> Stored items
— START —

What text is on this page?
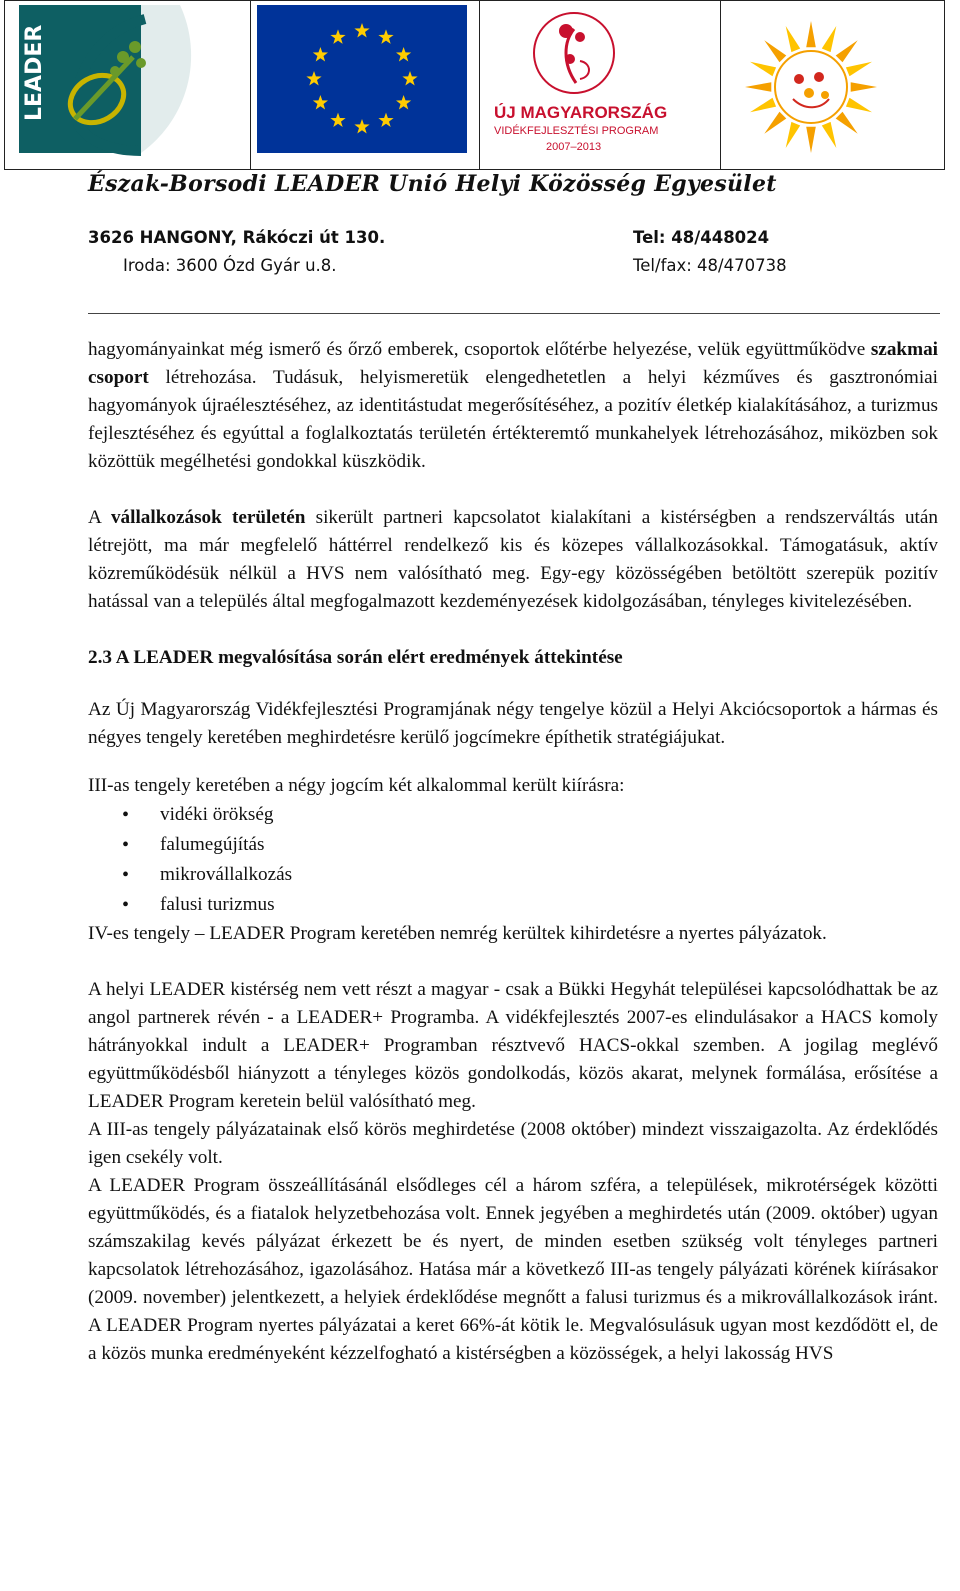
LEADER	ÚJ MAGYARORSZÁG
VIDÉKFEJLESZTÉSI PROGRAM
2007–2013
Észak-Borsodi LEADER Unió Helyi Közösség Egyesület
3626 HANGONY, Rákóczi út 130.	Tel: 48/448024
Iroda: 3600 Ózd Gyár u.8.	Tel/fax: 48/470738

hagyományainkat még ismerő és őrző emberek, csoportok előtérbe helyezése, velük együttműködve szakmai csoport létrehozása. Tudásuk, helyismeretük elengedhetetlen a helyi kézműves és gasztronómiai hagyományok újraélesztéséhez, az identitástudat megerősítéséhez, a pozitív életkép kialakításához, a turizmus fejlesztéséhez és egyúttal a foglalkoztatás területén értékteremtő munkahelyek létrehozásához, miközben sok közöttük megélhetési gondokkal küszködik.

A vállalkozások területén sikerült partneri kapcsolatot kialakítani a kistérségben a rendszerváltás után létrejött, ma már megfelelő háttérrel rendelkező kis és közepes vállalkozásokkal. Támogatásuk, aktív közreműködésük nélkül a HVS nem valósítható meg. Egy-egy közösségében betöltött szerepük pozitív hatással van a település által megfogalmazott kezdeményezések kidolgozásában, tényleges kivitelezésében.

2.3 A LEADER megvalósítása során elért eredmények áttekintése

Az Új Magyarország Vidékfejlesztési Programjának négy tengelye közül a Helyi Akciócsoportok a hármas és négyes tengely keretében meghirdetésre kerülő jogcímekre építhetik stratégiájukat.

III-as tengely keretében a négy jogcím két alkalommal került kiírásra:

• vidéki örökség
• falumegújítás
• mikrovállalkozás
• falusi turizmus

IV-es tengely – LEADER Program keretében nemrég kerültek kihirdetésre a nyertes pályázatok.

A helyi LEADER kistérség nem vett részt a magyar - csak a Bükki Hegyhát települései kapcsolódhattak be az angol partnerek révén - a LEADER+ Programba. A vidékfejlesztés 2007-es elindulásakor a HACS komoly hátrányokkal indult a LEADER+ Programban résztvevő HACS-okkal szemben. A jogilag meglévő együttműködésből hiányzott a tényleges közös gondolkodás, közös akarat, melynek formálása, erősítése a LEADER Program keretein belül valósítható meg.

A III-as tengely pályázatainak első körös meghirdetése (2008 október) mindezt visszaigazolta. Az érdeklődés igen csekély volt.

A LEADER Program összeállításánál elsődleges cél a három szféra, a települések, mikrotérségek közötti együttműködés, és a fiatalok helyzetbehozása volt. Ennek jegyében a meghirdetés után (2009. október) ugyan számszakilag kevés pályázat érkezett be és nyert, de minden esetben szükség volt tényleges partneri kapcsolatok létrehozásához, igazolásához. Hatása már a következő III-as tengely pályázati körének kiírásakor (2009. november) jelentkezett, a helyiek érdeklődése megnőtt a falusi turizmus és a mikrovállalkozások iránt. A LEADER Program nyertes pályázatai a keret 66%-át kötik le. Megvalósulásuk ugyan most kezdődött el, de a közös munka eredményeként kézzelfogható a kistérségben a közösségek, a helyi lakosság HVS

— END —

> Stated exercise
Leave out the pictures and copy everything else in the records word for word.

> Answer in full
What text is on this page?
LEADER	ÚJ MAGYARORSZÁG
VIDÉKFEJLESZTÉSI PROGRAM
2007–2013
Észak-Borsodi LEADER Unió Helyi Közösség Egyesület
3626 HANGONY, Rákóczi út 130.	Tel: 48/448024
Iroda: 3600 Ózd Gyár u.8.	Tel/fax: 48/470738

hagyományainkat még ismerő és őrző emberek, csoportok előtérbe helyezése, velük együttműködve szakmai csoport létrehozása. Tudásuk, helyismeretük elengedhetetlen a helyi kézműves és gasztronómiai hagyományok újraélesztéséhez, az identitástudat megerősítéséhez, a pozitív életkép kialakításához, a turizmus fejlesztéséhez és egyúttal a foglalkoztatás területén értékteremtő munkahelyek létrehozásához, miközben sok közöttük megélhetési gondokkal küszködik.

A vállalkozások területén sikerült partneri kapcsolatot kialakítani a kistérségben a rendszerváltás után létrejött, ma már megfelelő háttérrel rendelkező kis és közepes vállalkozásokkal. Támogatásuk, aktív közreműködésük nélkül a HVS nem valósítható meg. Egy-egy közösségében betöltött szerepük pozitív hatással van a település által megfogalmazott kezdeményezések kidolgozásában, tényleges kivitelezésében.

2.3 A LEADER megvalósítása során elért eredmények áttekintése

Az Új Magyarország Vidékfejlesztési Programjának négy tengelye közül a Helyi Akciócsoportok a hármas és négyes tengely keretében meghirdetésre kerülő jogcímekre építhetik stratégiájukat.

III-as tengely keretében a négy jogcím két alkalommal került kiírásra:

• vidéki örökség
• falumegújítás
• mikrovállalkozás
• falusi turizmus

IV-es tengely – LEADER Program keretében nemrég kerültek kihirdetésre a nyertes pályázatok.

A helyi LEADER kistérség nem vett részt a magyar - csak a Bükki Hegyhát települései kapcsolódhattak be az angol partnerek révén - a LEADER+ Programba. A vidékfejlesztés 2007-es elindulásakor a HACS komoly hátrányokkal indult a LEADER+ Programban résztvevő HACS-okkal szemben. A jogilag meglévő együttműködésből hiányzott a tényleges közös gondolkodás, közös akarat, melynek formálása, erősítése a LEADER Program keretein belül valósítható meg.

A III-as tengely pályázatainak első körös meghirdetése (2008 október) mindezt visszaigazolta. Az érdeklődés igen csekély volt.

A LEADER Program összeállításánál elsődleges cél a három szféra, a települések, mikrotérségek közötti együttműködés, és a fiatalok helyzetbehozása volt. Ennek jegyében a meghirdetés után (2009. október) ugyan számszakilag kevés pályázat érkezett be és nyert, de minden esetben szükség volt tényleges partneri kapcsolatok létrehozásához, igazolásához. Hatása már a következő III-as tengely pályázati körének kiírásakor (2009. november) jelentkezett, a helyiek érdeklődése megnőtt a falusi turizmus és a mikrovállalkozások iránt. A LEADER Program nyertes pályázatai a keret 66%-át kötik le. Megvalósulásuk ugyan most kezdődött el, de a közös munka eredményeként kézzelfogható a kistérségben a közösségek, a helyi lakosság HVS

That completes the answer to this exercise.